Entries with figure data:
++++
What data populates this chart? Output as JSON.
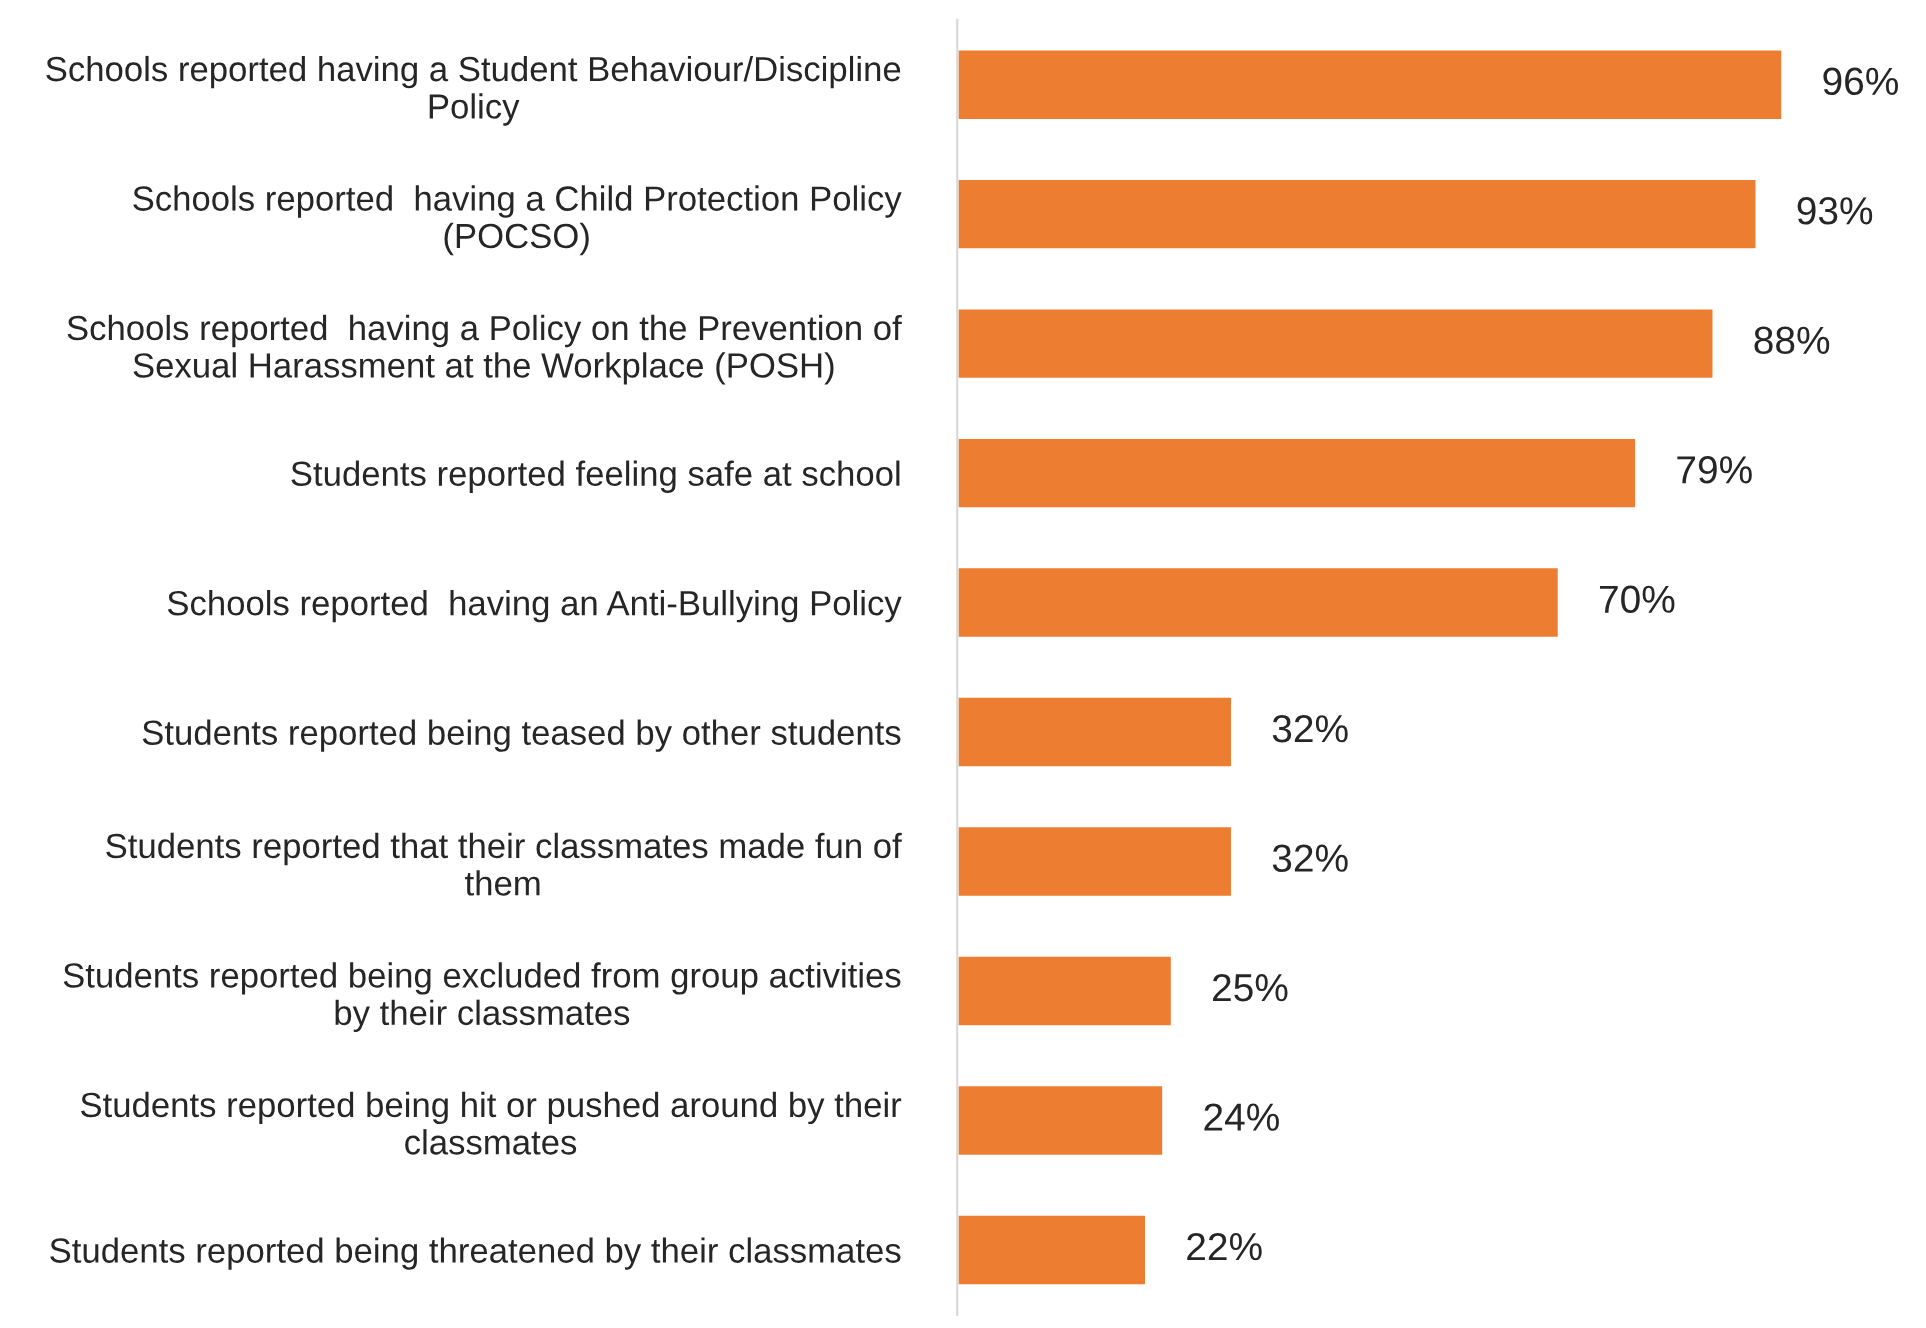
{
  "chart_data": {
    "type": "bar",
    "orientation": "horizontal",
    "categories": [
      "Schools reported having a Student Behaviour/Discipline\nPolicy",
      "Schools reported  having a Child Protection Policy\n(POCSO)",
      "Schools reported  having a Policy on the Prevention of\nSexual Harassment at the Workplace (POSH)",
      "Students reported feeling safe at school",
      "Schools reported  having an Anti-Bullying Policy",
      "Students reported being teased by other students",
      "Students reported that their classmates made fun of\nthem",
      "Students reported being excluded from group activities\nby their classmates",
      "Students reported being hit or pushed around by their\nclassmates",
      "Students reported being threatened by their classmates"
    ],
    "values": [
      96,
      93,
      88,
      79,
      70,
      32,
      32,
      25,
      24,
      22
    ],
    "value_labels": [
      "96%",
      "93%",
      "88%",
      "79%",
      "70%",
      "32%",
      "32%",
      "25%",
      "24%",
      "22%"
    ],
    "color": "#ed7d31"
  }
}
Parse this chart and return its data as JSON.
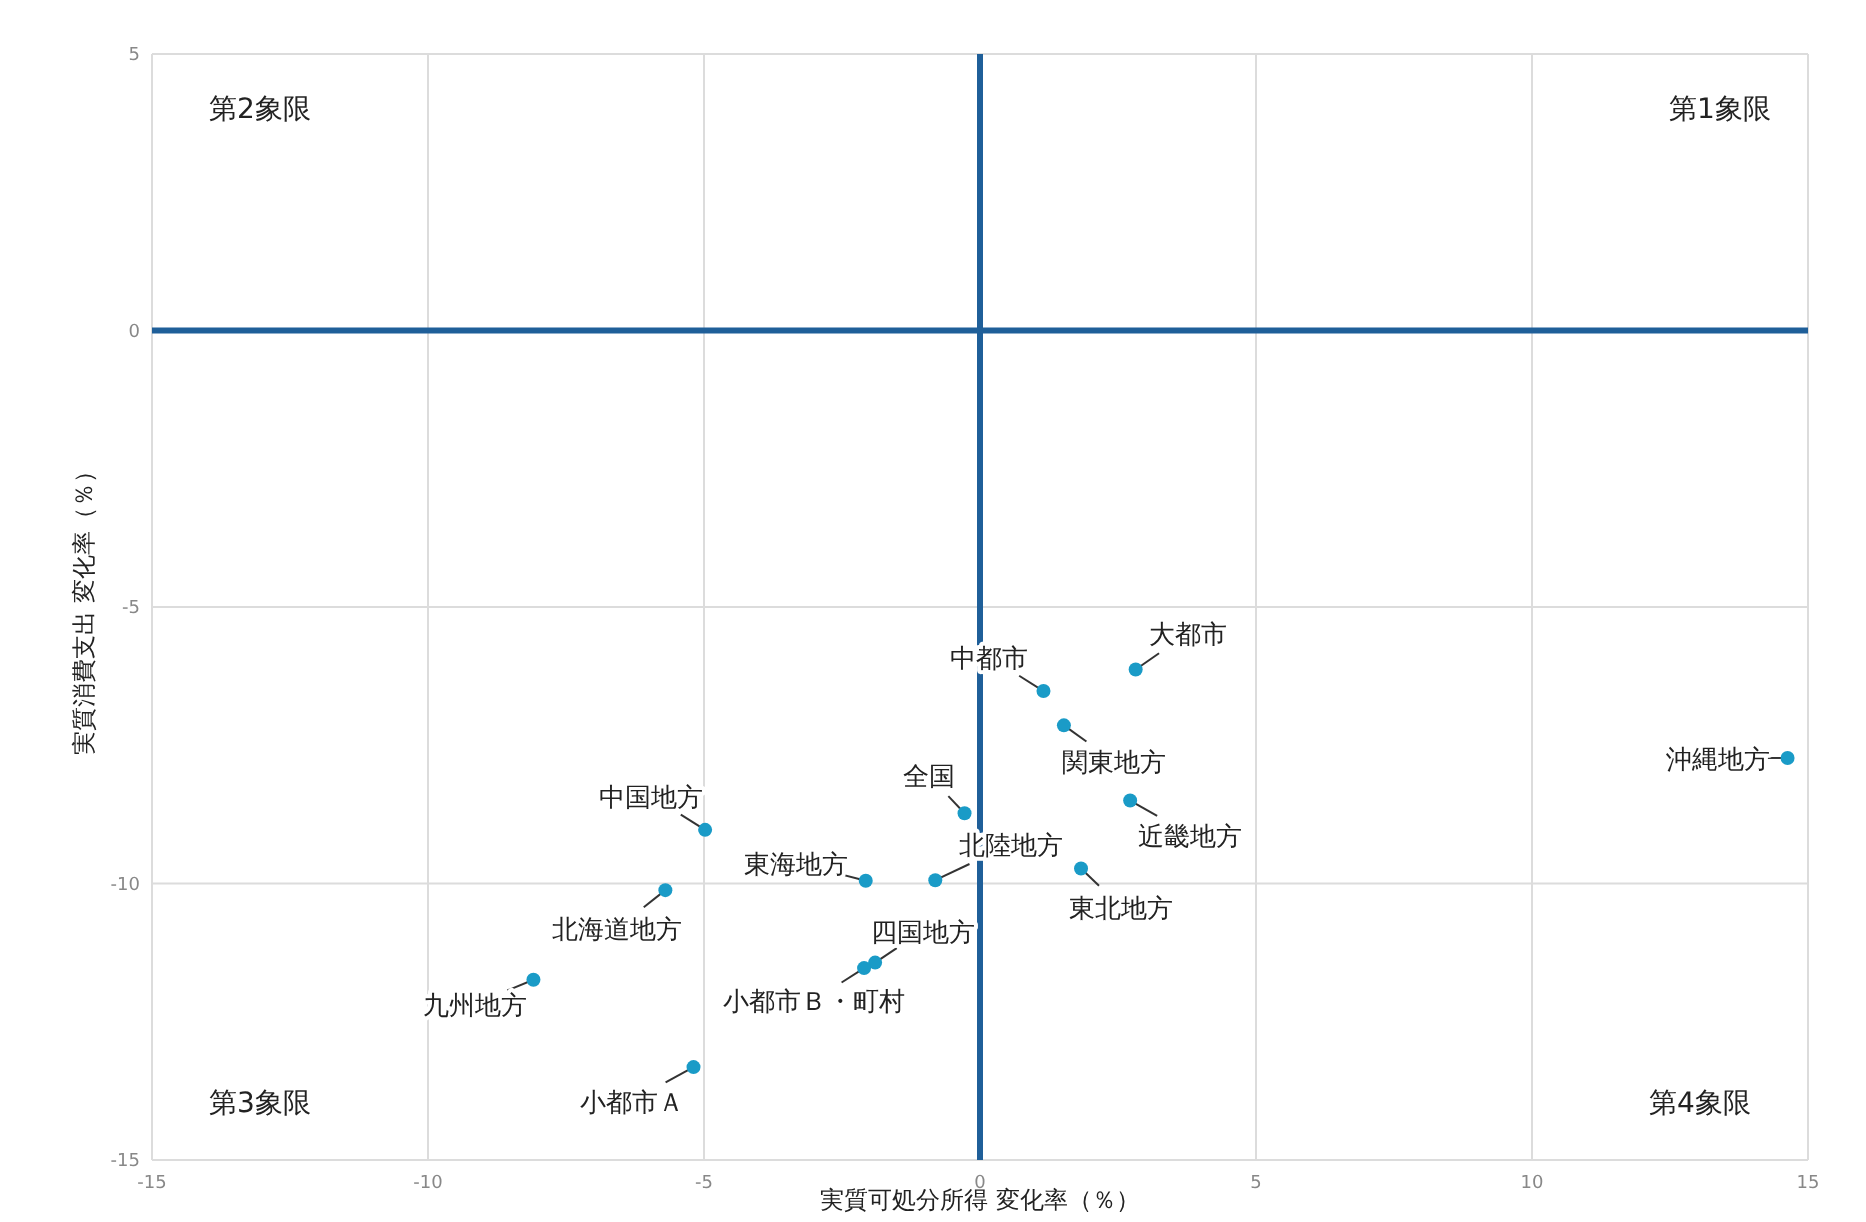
{
  "chart_data": {
    "type": "scatter",
    "xlabel": "実質可処分所得 変化率（％）",
    "ylabel": "実質消費支出 変化率（％）",
    "x": [
      2.82,
      1.15,
      1.52,
      -0.28,
      2.72,
      -4.98,
      -2.07,
      -0.81,
      1.83,
      -5.7,
      -1.9,
      -2.1,
      -5.19,
      -8.09,
      14.63
    ],
    "series": [
      {
        "color": "#1a9bc7",
        "values": [
          -6.13,
          -6.52,
          -7.14,
          -8.73,
          -8.5,
          -9.03,
          -9.95,
          -9.94,
          -9.73,
          -10.12,
          -11.43,
          -11.53,
          -13.32,
          -11.74,
          -7.73
        ]
      }
    ],
    "xlim": [
      -15,
      15
    ],
    "ylim": [
      -15,
      5
    ],
    "xticks": [
      -15,
      -10,
      -5,
      0,
      5,
      10,
      15
    ],
    "yticks": [
      5,
      0,
      -5,
      -10,
      -15
    ],
    "grid": true,
    "marker": "circle",
    "annotations": [
      "第2象限",
      "第1象限",
      "第3象限",
      "第4象限",
      {
        "text": "大都市",
        "x": 2.82,
        "y": -6.13
      },
      {
        "text": "中都市",
        "x": 1.15,
        "y": -6.52
      },
      {
        "text": "関東地方",
        "x": 1.52,
        "y": -7.14
      },
      {
        "text": "全国",
        "x": -0.28,
        "y": -8.73
      },
      {
        "text": "近畿地方",
        "x": 2.72,
        "y": -8.5
      },
      {
        "text": "中国地方",
        "x": -4.98,
        "y": -9.03
      },
      {
        "text": "東海地方",
        "x": -2.07,
        "y": -9.95
      },
      {
        "text": "北陸地方",
        "x": -0.81,
        "y": -9.94
      },
      {
        "text": "東北地方",
        "x": 1.83,
        "y": -9.73
      },
      {
        "text": "北海道地方",
        "x": -5.7,
        "y": -10.12
      },
      {
        "text": "四国地方",
        "x": -1.9,
        "y": -11.43
      },
      {
        "text": "小都市Ｂ・町村",
        "x": -2.1,
        "y": -11.53
      },
      {
        "text": "小都市Ａ",
        "x": -5.19,
        "y": -13.32
      },
      {
        "text": "九州地方",
        "x": -8.09,
        "y": -11.74
      },
      {
        "text": "沖縄地方",
        "x": 14.63,
        "y": -7.73
      }
    ]
  }
}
++++
Challenge -
Omit the pictures, then output the rest of the listing exactly.

Solution -
What data populates this chart? Output as JSON.
{
  "chart_data": {
    "type": "bar",
    "orientation": "horizontal",
    "categories": [
      "Schools reported having a Student Behaviour/Discipline\nPolicy",
      "Schools reported  having a Child Protection Policy\n(POCSO)",
      "Schools reported  having a Policy on the Prevention of\nSexual Harassment at the Workplace (POSH)",
      "Students reported feeling safe at school",
      "Schools reported  having an Anti-Bullying Policy",
      "Students reported being teased by other students",
      "Students reported that their classmates made fun of\nthem",
      "Students reported being excluded from group activities\nby their classmates",
      "Students reported being hit or pushed around by their\nclassmates",
      "Students reported being threatened by their classmates"
    ],
    "values": [
      96,
      93,
      88,
      79,
      70,
      32,
      32,
      25,
      24,
      22
    ],
    "value_labels": [
      "96%",
      "93%",
      "88%",
      "79%",
      "70%",
      "32%",
      "32%",
      "25%",
      "24%",
      "22%"
    ],
    "color": "#ed7d31"
  }
}
Parse this chart and return its data as JSON.
{
  "chart_data": {
    "type": "scatter",
    "xlabel": "実質可処分所得 変化率（％）",
    "ylabel": "実質消費支出 変化率（％）",
    "x": [
      2.82,
      1.15,
      1.52,
      -0.28,
      2.72,
      -4.98,
      -2.07,
      -0.81,
      1.83,
      -5.7,
      -1.9,
      -2.1,
      -5.19,
      -8.09,
      14.63
    ],
    "series": [
      {
        "color": "#1a9bc7",
        "values": [
          -6.13,
          -6.52,
          -7.14,
          -8.73,
          -8.5,
          -9.03,
          -9.95,
          -9.94,
          -9.73,
          -10.12,
          -11.43,
          -11.53,
          -13.32,
          -11.74,
          -7.73
        ]
      }
    ],
    "xlim": [
      -15,
      15
    ],
    "ylim": [
      -15,
      5
    ],
    "xticks": [
      -15,
      -10,
      -5,
      0,
      5,
      10,
      15
    ],
    "yticks": [
      5,
      0,
      -5,
      -10,
      -15
    ],
    "grid": true,
    "marker": "circle",
    "annotations": [
      "第2象限",
      "第1象限",
      "第3象限",
      "第4象限",
      {
        "text": "大都市",
        "x": 2.82,
        "y": -6.13
      },
      {
        "text": "中都市",
        "x": 1.15,
        "y": -6.52
      },
      {
        "text": "関東地方",
        "x": 1.52,
        "y": -7.14
      },
      {
        "text": "全国",
        "x": -0.28,
        "y": -8.73
      },
      {
        "text": "近畿地方",
        "x": 2.72,
        "y": -8.5
      },
      {
        "text": "中国地方",
        "x": -4.98,
        "y": -9.03
      },
      {
        "text": "東海地方",
        "x": -2.07,
        "y": -9.95
      },
      {
        "text": "北陸地方",
        "x": -0.81,
        "y": -9.94
      },
      {
        "text": "東北地方",
        "x": 1.83,
        "y": -9.73
      },
      {
        "text": "北海道地方",
        "x": -5.7,
        "y": -10.12
      },
      {
        "text": "四国地方",
        "x": -1.9,
        "y": -11.43
      },
      {
        "text": "小都市Ｂ・町村",
        "x": -2.1,
        "y": -11.53
      },
      {
        "text": "小都市Ａ",
        "x": -5.19,
        "y": -13.32
      },
      {
        "text": "九州地方",
        "x": -8.09,
        "y": -11.74
      },
      {
        "text": "沖縄地方",
        "x": 14.63,
        "y": -7.73
      }
    ]
  }
}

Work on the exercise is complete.